Directive>
Extract the full set of records, then give each one again exactly.

◆ ◆ ◆ ◆ ◆ ◆ ◆

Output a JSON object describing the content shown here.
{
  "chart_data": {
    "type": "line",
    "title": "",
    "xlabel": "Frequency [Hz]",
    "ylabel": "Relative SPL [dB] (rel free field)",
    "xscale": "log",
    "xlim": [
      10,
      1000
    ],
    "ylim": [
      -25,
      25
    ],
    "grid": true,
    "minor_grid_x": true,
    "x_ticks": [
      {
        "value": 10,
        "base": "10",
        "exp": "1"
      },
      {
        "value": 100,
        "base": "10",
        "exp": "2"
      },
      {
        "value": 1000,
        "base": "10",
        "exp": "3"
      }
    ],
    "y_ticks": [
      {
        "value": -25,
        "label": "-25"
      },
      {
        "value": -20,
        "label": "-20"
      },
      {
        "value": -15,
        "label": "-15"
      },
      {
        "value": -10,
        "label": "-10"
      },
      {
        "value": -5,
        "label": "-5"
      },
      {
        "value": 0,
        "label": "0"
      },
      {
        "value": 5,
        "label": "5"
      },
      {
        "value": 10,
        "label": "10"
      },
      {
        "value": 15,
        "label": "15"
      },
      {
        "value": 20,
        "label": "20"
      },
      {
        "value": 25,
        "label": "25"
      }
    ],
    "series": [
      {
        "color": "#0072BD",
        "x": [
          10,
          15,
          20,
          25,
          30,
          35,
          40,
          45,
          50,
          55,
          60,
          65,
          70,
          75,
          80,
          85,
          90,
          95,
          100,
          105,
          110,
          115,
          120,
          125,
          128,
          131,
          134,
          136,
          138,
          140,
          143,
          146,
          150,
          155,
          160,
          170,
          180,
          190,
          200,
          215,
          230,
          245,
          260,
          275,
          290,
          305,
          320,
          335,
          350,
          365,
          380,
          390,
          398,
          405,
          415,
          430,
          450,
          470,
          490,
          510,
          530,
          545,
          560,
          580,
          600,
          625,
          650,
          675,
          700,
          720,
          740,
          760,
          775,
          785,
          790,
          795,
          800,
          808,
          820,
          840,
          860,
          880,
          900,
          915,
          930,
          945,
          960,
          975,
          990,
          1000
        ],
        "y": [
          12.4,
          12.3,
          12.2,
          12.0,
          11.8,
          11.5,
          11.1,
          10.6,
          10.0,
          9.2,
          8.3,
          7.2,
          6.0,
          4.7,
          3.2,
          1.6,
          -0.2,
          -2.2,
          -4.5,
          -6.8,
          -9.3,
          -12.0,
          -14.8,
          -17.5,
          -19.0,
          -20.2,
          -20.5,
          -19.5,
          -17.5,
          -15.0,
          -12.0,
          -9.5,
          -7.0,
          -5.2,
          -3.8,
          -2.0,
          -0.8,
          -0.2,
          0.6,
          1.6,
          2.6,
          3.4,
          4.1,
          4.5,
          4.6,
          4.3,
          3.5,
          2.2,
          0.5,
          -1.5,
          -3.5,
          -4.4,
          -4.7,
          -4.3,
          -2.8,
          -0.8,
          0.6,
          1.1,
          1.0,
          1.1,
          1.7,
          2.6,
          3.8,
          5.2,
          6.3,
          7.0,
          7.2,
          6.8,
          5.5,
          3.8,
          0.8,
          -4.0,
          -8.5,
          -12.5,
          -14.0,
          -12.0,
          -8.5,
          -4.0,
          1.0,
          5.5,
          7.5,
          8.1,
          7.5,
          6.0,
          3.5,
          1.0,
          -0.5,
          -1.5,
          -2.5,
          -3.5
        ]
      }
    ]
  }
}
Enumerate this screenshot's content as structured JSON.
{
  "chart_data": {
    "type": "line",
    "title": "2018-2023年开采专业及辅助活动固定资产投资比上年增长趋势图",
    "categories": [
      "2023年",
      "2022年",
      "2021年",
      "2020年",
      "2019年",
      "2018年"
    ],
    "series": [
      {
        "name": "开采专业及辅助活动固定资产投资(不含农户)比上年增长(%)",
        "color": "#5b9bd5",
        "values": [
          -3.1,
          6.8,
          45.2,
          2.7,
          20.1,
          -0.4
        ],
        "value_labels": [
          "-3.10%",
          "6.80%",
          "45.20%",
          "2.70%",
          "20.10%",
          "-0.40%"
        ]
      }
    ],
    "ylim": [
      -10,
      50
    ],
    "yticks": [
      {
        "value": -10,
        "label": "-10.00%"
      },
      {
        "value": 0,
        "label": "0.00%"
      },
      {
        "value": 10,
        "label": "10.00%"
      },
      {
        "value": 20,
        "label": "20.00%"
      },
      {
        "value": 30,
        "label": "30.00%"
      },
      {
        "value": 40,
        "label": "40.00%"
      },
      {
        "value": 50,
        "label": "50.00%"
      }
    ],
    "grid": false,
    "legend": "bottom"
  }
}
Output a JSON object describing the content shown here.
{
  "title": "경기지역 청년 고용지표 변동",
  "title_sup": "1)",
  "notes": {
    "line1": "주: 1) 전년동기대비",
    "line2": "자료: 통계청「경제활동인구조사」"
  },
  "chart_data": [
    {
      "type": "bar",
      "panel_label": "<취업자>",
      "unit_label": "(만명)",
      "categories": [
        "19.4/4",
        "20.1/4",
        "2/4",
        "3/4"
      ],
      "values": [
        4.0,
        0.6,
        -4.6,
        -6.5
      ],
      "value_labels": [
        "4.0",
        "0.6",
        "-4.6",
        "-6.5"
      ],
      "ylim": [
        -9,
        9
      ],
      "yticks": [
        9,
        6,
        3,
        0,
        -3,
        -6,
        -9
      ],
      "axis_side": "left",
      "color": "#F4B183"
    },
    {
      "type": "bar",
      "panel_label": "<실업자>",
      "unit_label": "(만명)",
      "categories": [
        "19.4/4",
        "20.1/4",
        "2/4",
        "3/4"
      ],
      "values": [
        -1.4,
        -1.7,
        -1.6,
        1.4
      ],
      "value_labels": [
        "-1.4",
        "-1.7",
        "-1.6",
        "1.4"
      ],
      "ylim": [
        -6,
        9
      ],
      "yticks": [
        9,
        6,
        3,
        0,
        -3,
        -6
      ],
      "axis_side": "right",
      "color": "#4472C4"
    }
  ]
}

◆ ◆ ◆ ◆ ◆ ◆ ◆

Answer to the exercise>
Output a JSON object describing the content shown here.
{
  "chart_data": {
    "type": "line",
    "title": "",
    "xlabel": "Frequency [Hz]",
    "ylabel": "Relative SPL [dB] (rel free field)",
    "xscale": "log",
    "xlim": [
      10,
      1000
    ],
    "ylim": [
      -25,
      25
    ],
    "grid": true,
    "minor_grid_x": true,
    "x_ticks": [
      {
        "value": 10,
        "base": "10",
        "exp": "1"
      },
      {
        "value": 100,
        "base": "10",
        "exp": "2"
      },
      {
        "value": 1000,
        "base": "10",
        "exp": "3"
      }
    ],
    "y_ticks": [
      {
        "value": -25,
        "label": "-25"
      },
      {
        "value": -20,
        "label": "-20"
      },
      {
        "value": -15,
        "label": "-15"
      },
      {
        "value": -10,
        "label": "-10"
      },
      {
        "value": -5,
        "label": "-5"
      },
      {
        "value": 0,
        "label": "0"
      },
      {
        "value": 5,
        "label": "5"
      },
      {
        "value": 10,
        "label": "10"
      },
      {
        "value": 15,
        "label": "15"
      },
      {
        "value": 20,
        "label": "20"
      },
      {
        "value": 25,
        "label": "25"
      }
    ],
    "series": [
      {
        "color": "#0072BD",
        "x": [
          10,
          15,
          20,
          25,
          30,
          35,
          40,
          45,
          50,
          55,
          60,
          65,
          70,
          75,
          80,
          85,
          90,
          95,
          100,
          105,
          110,
          115,
          120,
          125,
          128,
          131,
          134,
          136,
          138,
          140,
          143,
          146,
          150,
          155,
          160,
          170,
          180,
          190,
          200,
          215,
          230,
          245,
          260,
          275,
          290,
          305,
          320,
          335,
          350,
          365,
          380,
          390,
          398,
          405,
          415,
          430,
          450,
          470,
          490,
          510,
          530,
          545,
          560,
          580,
          600,
          625,
          650,
          675,
          700,
          720,
          740,
          760,
          775,
          785,
          790,
          795,
          800,
          808,
          820,
          840,
          860,
          880,
          900,
          915,
          930,
          945,
          960,
          975,
          990,
          1000
        ],
        "y": [
          12.4,
          12.3,
          12.2,
          12.0,
          11.8,
          11.5,
          11.1,
          10.6,
          10.0,
          9.2,
          8.3,
          7.2,
          6.0,
          4.7,
          3.2,
          1.6,
          -0.2,
          -2.2,
          -4.5,
          -6.8,
          -9.3,
          -12.0,
          -14.8,
          -17.5,
          -19.0,
          -20.2,
          -20.5,
          -19.5,
          -17.5,
          -15.0,
          -12.0,
          -9.5,
          -7.0,
          -5.2,
          -3.8,
          -2.0,
          -0.8,
          -0.2,
          0.6,
          1.6,
          2.6,
          3.4,
          4.1,
          4.5,
          4.6,
          4.3,
          3.5,
          2.2,
          0.5,
          -1.5,
          -3.5,
          -4.4,
          -4.7,
          -4.3,
          -2.8,
          -0.8,
          0.6,
          1.1,
          1.0,
          1.1,
          1.7,
          2.6,
          3.8,
          5.2,
          6.3,
          7.0,
          7.2,
          6.8,
          5.5,
          3.8,
          0.8,
          -4.0,
          -8.5,
          -12.5,
          -14.0,
          -12.0,
          -8.5,
          -4.0,
          1.0,
          5.5,
          7.5,
          8.1,
          7.5,
          6.0,
          3.5,
          1.0,
          -0.5,
          -1.5,
          -2.5,
          -3.5
        ]
      }
    ]
  }
}
Enumerate this screenshot's content as structured JSON.
{
  "chart_data": {
    "type": "line",
    "title": "2018-2023年开采专业及辅助活动固定资产投资比上年增长趋势图",
    "categories": [
      "2023年",
      "2022年",
      "2021年",
      "2020年",
      "2019年",
      "2018年"
    ],
    "series": [
      {
        "name": "开采专业及辅助活动固定资产投资(不含农户)比上年增长(%)",
        "color": "#5b9bd5",
        "values": [
          -3.1,
          6.8,
          45.2,
          2.7,
          20.1,
          -0.4
        ],
        "value_labels": [
          "-3.10%",
          "6.80%",
          "45.20%",
          "2.70%",
          "20.10%",
          "-0.40%"
        ]
      }
    ],
    "ylim": [
      -10,
      50
    ],
    "yticks": [
      {
        "value": -10,
        "label": "-10.00%"
      },
      {
        "value": 0,
        "label": "0.00%"
      },
      {
        "value": 10,
        "label": "10.00%"
      },
      {
        "value": 20,
        "label": "20.00%"
      },
      {
        "value": 30,
        "label": "30.00%"
      },
      {
        "value": 40,
        "label": "40.00%"
      },
      {
        "value": 50,
        "label": "50.00%"
      }
    ],
    "grid": false,
    "legend": "bottom"
  }
}
Output a JSON object describing the content shown here.
{
  "title": "경기지역 청년 고용지표 변동",
  "title_sup": "1)",
  "notes": {
    "line1": "주: 1) 전년동기대비",
    "line2": "자료: 통계청「경제활동인구조사」"
  },
  "chart_data": [
    {
      "type": "bar",
      "panel_label": "<취업자>",
      "unit_label": "(만명)",
      "categories": [
        "19.4/4",
        "20.1/4",
        "2/4",
        "3/4"
      ],
      "values": [
        4.0,
        0.6,
        -4.6,
        -6.5
      ],
      "value_labels": [
        "4.0",
        "0.6",
        "-4.6",
        "-6.5"
      ],
      "ylim": [
        -9,
        9
      ],
      "yticks": [
        9,
        6,
        3,
        0,
        -3,
        -6,
        -9
      ],
      "axis_side": "left",
      "color": "#F4B183"
    },
    {
      "type": "bar",
      "panel_label": "<실업자>",
      "unit_label": "(만명)",
      "categories": [
        "19.4/4",
        "20.1/4",
        "2/4",
        "3/4"
      ],
      "values": [
        -1.4,
        -1.7,
        -1.6,
        1.4
      ],
      "value_labels": [
        "-1.4",
        "-1.7",
        "-1.6",
        "1.4"
      ],
      "ylim": [
        -6,
        9
      ],
      "yticks": [
        9,
        6,
        3,
        0,
        -3,
        -6
      ],
      "axis_side": "right",
      "color": "#4472C4"
    }
  ]
}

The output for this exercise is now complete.